Work to do
Pictures stay out of the copy; set down each line of the listing below exactly.

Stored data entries
+++

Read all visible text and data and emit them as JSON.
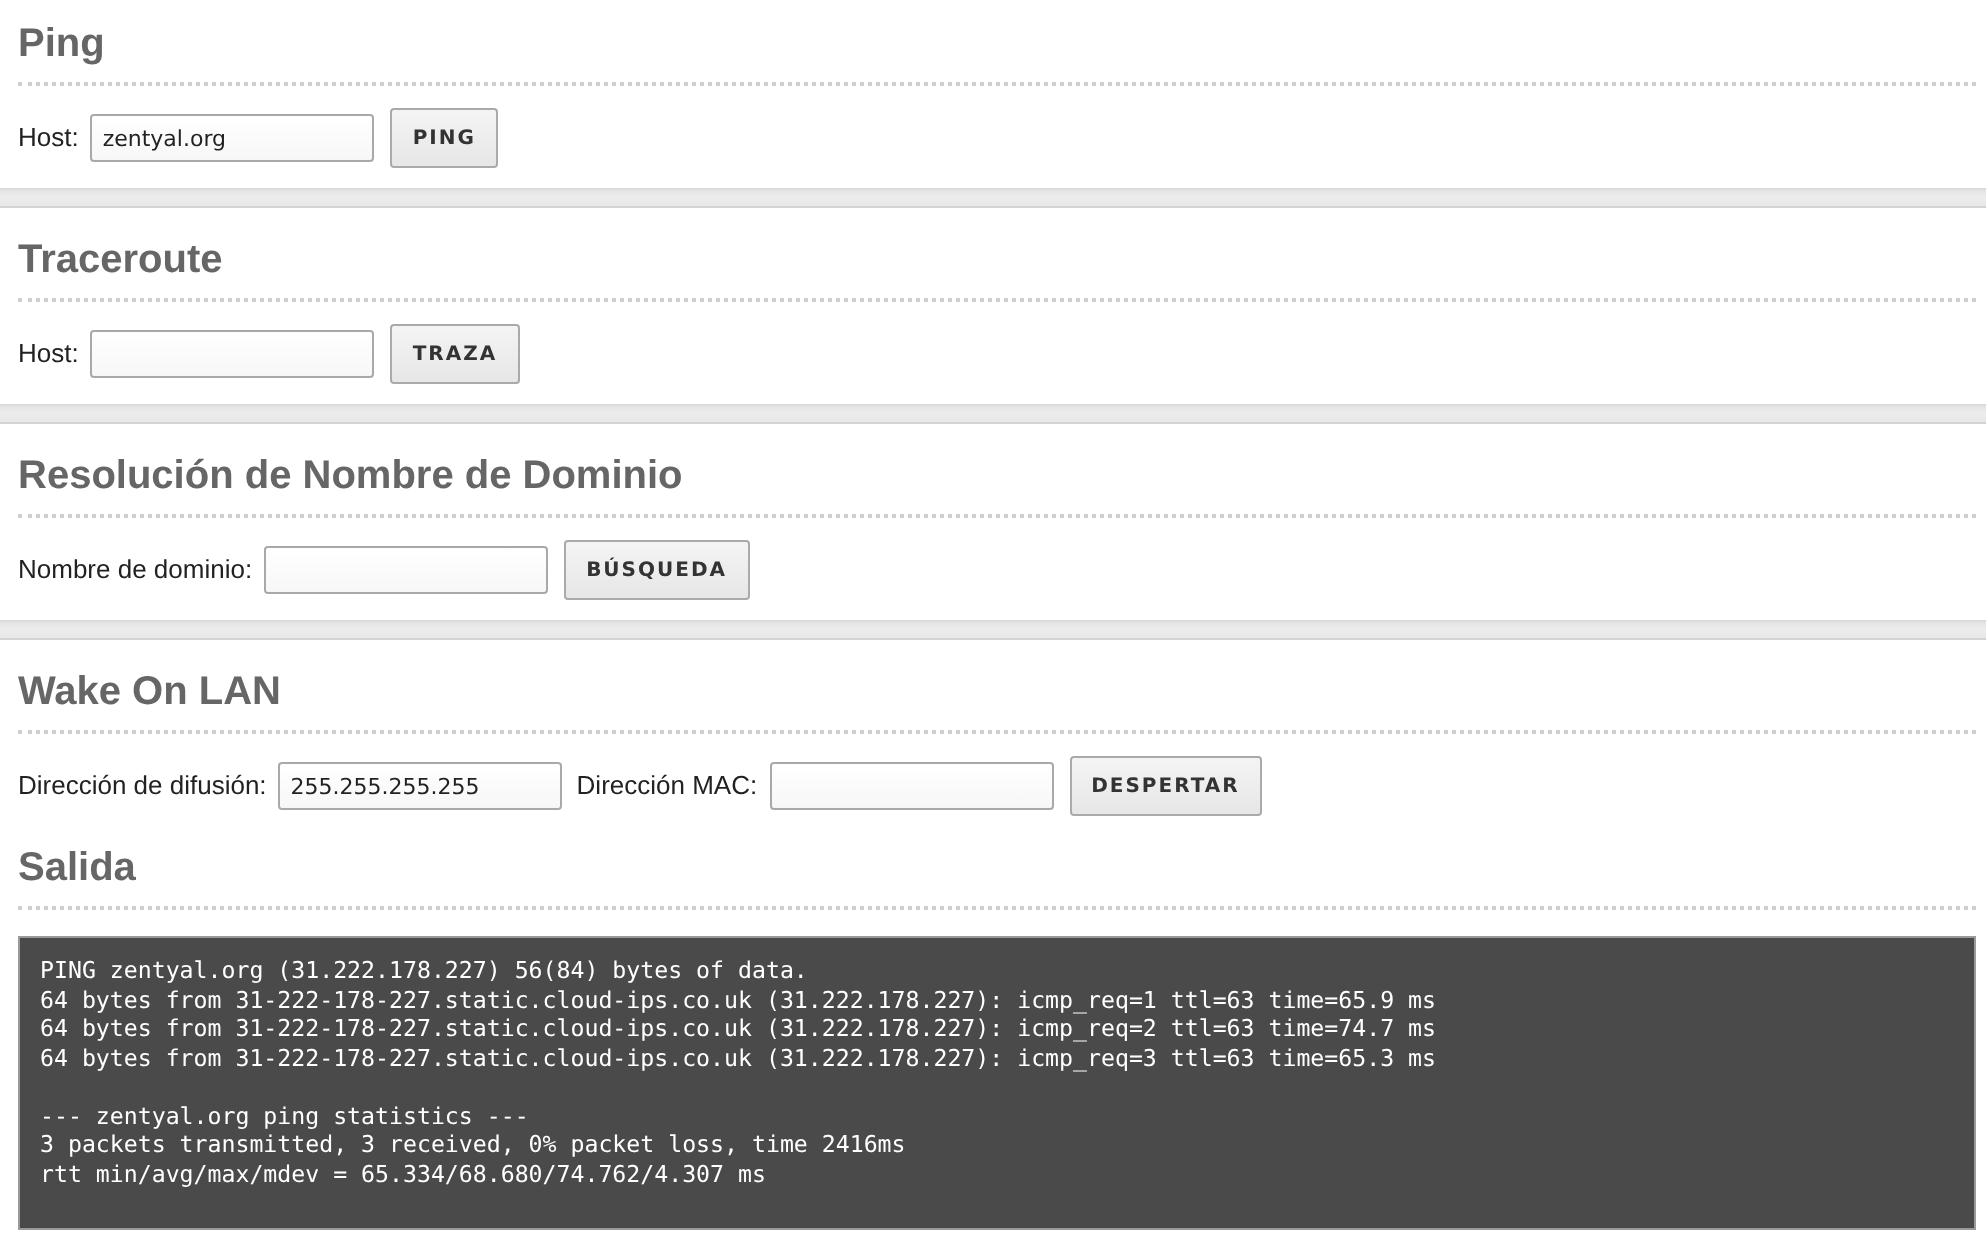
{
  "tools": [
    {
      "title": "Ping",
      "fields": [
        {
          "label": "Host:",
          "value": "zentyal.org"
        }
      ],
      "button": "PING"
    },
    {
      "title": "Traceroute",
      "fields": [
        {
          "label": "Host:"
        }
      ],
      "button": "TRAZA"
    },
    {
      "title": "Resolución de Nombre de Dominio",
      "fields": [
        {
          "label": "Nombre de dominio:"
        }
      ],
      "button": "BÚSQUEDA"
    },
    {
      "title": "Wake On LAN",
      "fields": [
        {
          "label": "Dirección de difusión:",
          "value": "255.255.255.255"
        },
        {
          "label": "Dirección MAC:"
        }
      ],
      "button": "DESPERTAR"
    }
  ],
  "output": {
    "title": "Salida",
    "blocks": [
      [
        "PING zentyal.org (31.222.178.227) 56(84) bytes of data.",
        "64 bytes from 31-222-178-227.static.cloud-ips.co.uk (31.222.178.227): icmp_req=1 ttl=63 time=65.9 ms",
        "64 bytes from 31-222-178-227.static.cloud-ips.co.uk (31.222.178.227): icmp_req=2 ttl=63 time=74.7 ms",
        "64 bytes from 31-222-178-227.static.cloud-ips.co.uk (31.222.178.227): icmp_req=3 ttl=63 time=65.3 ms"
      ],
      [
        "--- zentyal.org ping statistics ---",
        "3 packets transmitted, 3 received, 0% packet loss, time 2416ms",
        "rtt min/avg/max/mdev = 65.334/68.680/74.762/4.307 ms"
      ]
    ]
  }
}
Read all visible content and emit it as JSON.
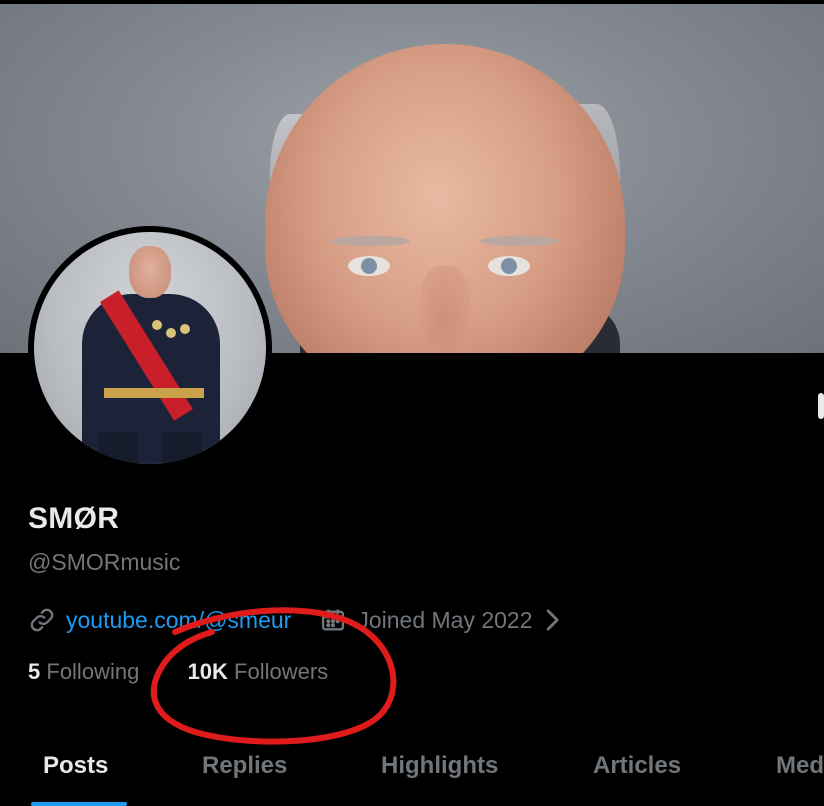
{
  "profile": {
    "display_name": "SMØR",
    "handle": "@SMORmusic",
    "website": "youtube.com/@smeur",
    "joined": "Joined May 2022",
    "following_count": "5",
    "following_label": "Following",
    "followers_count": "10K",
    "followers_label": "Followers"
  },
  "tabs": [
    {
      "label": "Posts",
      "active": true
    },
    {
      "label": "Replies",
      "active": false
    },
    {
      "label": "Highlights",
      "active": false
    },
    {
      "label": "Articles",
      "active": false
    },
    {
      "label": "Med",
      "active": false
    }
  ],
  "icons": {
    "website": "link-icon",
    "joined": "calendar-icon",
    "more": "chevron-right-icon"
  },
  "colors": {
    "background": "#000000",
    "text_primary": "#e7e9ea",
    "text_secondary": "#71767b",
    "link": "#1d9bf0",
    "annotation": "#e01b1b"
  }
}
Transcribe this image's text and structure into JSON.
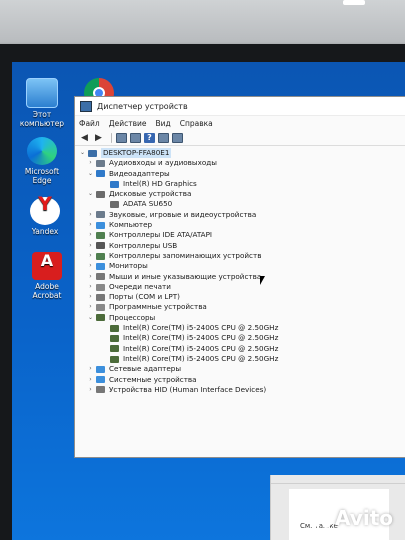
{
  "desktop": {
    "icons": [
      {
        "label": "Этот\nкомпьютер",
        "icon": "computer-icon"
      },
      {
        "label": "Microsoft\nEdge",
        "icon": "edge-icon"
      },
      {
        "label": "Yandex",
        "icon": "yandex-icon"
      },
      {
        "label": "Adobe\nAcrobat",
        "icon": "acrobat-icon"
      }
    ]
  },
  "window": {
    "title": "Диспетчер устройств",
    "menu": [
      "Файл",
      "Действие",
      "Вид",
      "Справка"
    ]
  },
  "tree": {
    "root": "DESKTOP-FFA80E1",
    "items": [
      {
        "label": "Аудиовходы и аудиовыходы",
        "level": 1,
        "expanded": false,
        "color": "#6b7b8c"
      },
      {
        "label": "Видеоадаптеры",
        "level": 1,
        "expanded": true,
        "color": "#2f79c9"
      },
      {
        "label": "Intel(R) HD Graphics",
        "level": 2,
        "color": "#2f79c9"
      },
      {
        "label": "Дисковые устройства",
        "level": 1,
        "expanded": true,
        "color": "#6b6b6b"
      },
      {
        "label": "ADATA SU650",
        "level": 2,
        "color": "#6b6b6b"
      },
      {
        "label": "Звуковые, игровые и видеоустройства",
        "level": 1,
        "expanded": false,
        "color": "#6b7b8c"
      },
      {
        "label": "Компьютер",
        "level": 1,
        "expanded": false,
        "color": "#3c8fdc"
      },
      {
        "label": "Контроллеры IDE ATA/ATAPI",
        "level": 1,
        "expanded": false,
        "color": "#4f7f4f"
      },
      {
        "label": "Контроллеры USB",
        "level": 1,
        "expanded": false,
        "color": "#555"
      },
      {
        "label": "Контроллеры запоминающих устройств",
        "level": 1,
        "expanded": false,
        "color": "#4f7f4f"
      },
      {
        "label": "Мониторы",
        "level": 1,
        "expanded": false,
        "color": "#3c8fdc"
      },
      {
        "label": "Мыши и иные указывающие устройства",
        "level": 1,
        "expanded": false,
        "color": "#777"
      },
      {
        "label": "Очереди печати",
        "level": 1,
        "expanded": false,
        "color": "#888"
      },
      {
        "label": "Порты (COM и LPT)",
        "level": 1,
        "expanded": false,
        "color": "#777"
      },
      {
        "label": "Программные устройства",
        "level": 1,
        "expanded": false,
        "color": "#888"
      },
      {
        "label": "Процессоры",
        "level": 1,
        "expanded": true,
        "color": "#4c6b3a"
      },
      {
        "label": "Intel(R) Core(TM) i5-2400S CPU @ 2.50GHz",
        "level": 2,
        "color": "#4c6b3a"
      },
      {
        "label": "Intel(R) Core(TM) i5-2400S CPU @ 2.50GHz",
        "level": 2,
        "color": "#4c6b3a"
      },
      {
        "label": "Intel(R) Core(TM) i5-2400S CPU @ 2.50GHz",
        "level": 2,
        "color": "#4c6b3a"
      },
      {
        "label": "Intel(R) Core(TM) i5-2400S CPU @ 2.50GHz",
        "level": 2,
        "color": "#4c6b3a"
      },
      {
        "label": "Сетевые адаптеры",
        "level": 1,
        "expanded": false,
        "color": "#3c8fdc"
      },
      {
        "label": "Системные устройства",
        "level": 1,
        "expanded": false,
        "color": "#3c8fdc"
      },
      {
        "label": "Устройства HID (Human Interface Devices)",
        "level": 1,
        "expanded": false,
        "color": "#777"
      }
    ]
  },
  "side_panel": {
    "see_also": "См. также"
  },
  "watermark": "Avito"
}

+++

Answer to the problem
Read all visible text and data and emit them as JSON.
{
  "tools": [
    {
      "title": "Ping",
      "fields": [
        {
          "label": "Host:",
          "value": "zentyal.org"
        }
      ],
      "button": "PING"
    },
    {
      "title": "Traceroute",
      "fields": [
        {
          "label": "Host:"
        }
      ],
      "button": "TRAZA"
    },
    {
      "title": "Resolución de Nombre de Dominio",
      "fields": [
        {
          "label": "Nombre de dominio:"
        }
      ],
      "button": "BÚSQUEDA"
    },
    {
      "title": "Wake On LAN",
      "fields": [
        {
          "label": "Dirección de difusión:",
          "value": "255.255.255.255"
        },
        {
          "label": "Dirección MAC:"
        }
      ],
      "button": "DESPERTAR"
    }
  ],
  "output": {
    "title": "Salida",
    "blocks": [
      [
        "PING zentyal.org (31.222.178.227) 56(84) bytes of data.",
        "64 bytes from 31-222-178-227.static.cloud-ips.co.uk (31.222.178.227): icmp_req=1 ttl=63 time=65.9 ms",
        "64 bytes from 31-222-178-227.static.cloud-ips.co.uk (31.222.178.227): icmp_req=2 ttl=63 time=74.7 ms",
        "64 bytes from 31-222-178-227.static.cloud-ips.co.uk (31.222.178.227): icmp_req=3 ttl=63 time=65.3 ms"
      ],
      [
        "--- zentyal.org ping statistics ---",
        "3 packets transmitted, 3 received, 0% packet loss, time 2416ms",
        "rtt min/avg/max/mdev = 65.334/68.680/74.762/4.307 ms"
      ]
    ]
  }
}
Read all visible content and emit it as JSON.
{
  "profile": {
    "display_name": "SMØR",
    "handle": "@SMORmusic",
    "website": "youtube.com/@smeur",
    "joined": "Joined May 2022",
    "following_count": "5",
    "following_label": "Following",
    "followers_count": "10K",
    "followers_label": "Followers"
  },
  "tabs": [
    {
      "label": "Posts",
      "active": true
    },
    {
      "label": "Replies",
      "active": false
    },
    {
      "label": "Highlights",
      "active": false
    },
    {
      "label": "Articles",
      "active": false
    },
    {
      "label": "Med",
      "active": false
    }
  ],
  "icons": {
    "website": "link-icon",
    "joined": "calendar-icon",
    "more": "chevron-right-icon"
  },
  "colors": {
    "background": "#000000",
    "text_primary": "#e7e9ea",
    "text_secondary": "#71767b",
    "link": "#1d9bf0",
    "annotation": "#e01b1b"
  }
}
Transcribe this image's text and structure into JSON.
{
  "desktop": {
    "icons": [
      {
        "label": "Этот\nкомпьютер",
        "icon": "computer-icon"
      },
      {
        "label": "Microsoft\nEdge",
        "icon": "edge-icon"
      },
      {
        "label": "Yandex",
        "icon": "yandex-icon"
      },
      {
        "label": "Adobe\nAcrobat",
        "icon": "acrobat-icon"
      }
    ]
  },
  "window": {
    "title": "Диспетчер устройств",
    "menu": [
      "Файл",
      "Действие",
      "Вид",
      "Справка"
    ]
  },
  "tree": {
    "root": "DESKTOP-FFA80E1",
    "items": [
      {
        "label": "Аудиовходы и аудиовыходы",
        "level": 1,
        "expanded": false,
        "color": "#6b7b8c"
      },
      {
        "label": "Видеоадаптеры",
        "level": 1,
        "expanded": true,
        "color": "#2f79c9"
      },
      {
        "label": "Intel(R) HD Graphics",
        "level": 2,
        "color": "#2f79c9"
      },
      {
        "label": "Дисковые устройства",
        "level": 1,
        "expanded": true,
        "color": "#6b6b6b"
      },
      {
        "label": "ADATA SU650",
        "level": 2,
        "color": "#6b6b6b"
      },
      {
        "label": "Звуковые, игровые и видеоустройства",
        "level": 1,
        "expanded": false,
        "color": "#6b7b8c"
      },
      {
        "label": "Компьютер",
        "level": 1,
        "expanded": false,
        "color": "#3c8fdc"
      },
      {
        "label": "Контроллеры IDE ATA/ATAPI",
        "level": 1,
        "expanded": false,
        "color": "#4f7f4f"
      },
      {
        "label": "Контроллеры USB",
        "level": 1,
        "expanded": false,
        "color": "#555"
      },
      {
        "label": "Контроллеры запоминающих устройств",
        "level": 1,
        "expanded": false,
        "color": "#4f7f4f"
      },
      {
        "label": "Мониторы",
        "level": 1,
        "expanded": false,
        "color": "#3c8fdc"
      },
      {
        "label": "Мыши и иные указывающие устройства",
        "level": 1,
        "expanded": false,
        "color": "#777"
      },
      {
        "label": "Очереди печати",
        "level": 1,
        "expanded": false,
        "color": "#888"
      },
      {
        "label": "Порты (COM и LPT)",
        "level": 1,
        "expanded": false,
        "color": "#777"
      },
      {
        "label": "Программные устройства",
        "level": 1,
        "expanded": false,
        "color": "#888"
      },
      {
        "label": "Процессоры",
        "level": 1,
        "expanded": true,
        "color": "#4c6b3a"
      },
      {
        "label": "Intel(R) Core(TM) i5-2400S CPU @ 2.50GHz",
        "level": 2,
        "color": "#4c6b3a"
      },
      {
        "label": "Intel(R) Core(TM) i5-2400S CPU @ 2.50GHz",
        "level": 2,
        "color": "#4c6b3a"
      },
      {
        "label": "Intel(R) Core(TM) i5-2400S CPU @ 2.50GHz",
        "level": 2,
        "color": "#4c6b3a"
      },
      {
        "label": "Intel(R) Core(TM) i5-2400S CPU @ 2.50GHz",
        "level": 2,
        "color": "#4c6b3a"
      },
      {
        "label": "Сетевые адаптеры",
        "level": 1,
        "expanded": false,
        "color": "#3c8fdc"
      },
      {
        "label": "Системные устройства",
        "level": 1,
        "expanded": false,
        "color": "#3c8fdc"
      },
      {
        "label": "Устройства HID (Human Interface Devices)",
        "level": 1,
        "expanded": false,
        "color": "#777"
      }
    ]
  },
  "side_panel": {
    "see_also": "См. также"
  },
  "watermark": "Avito"
}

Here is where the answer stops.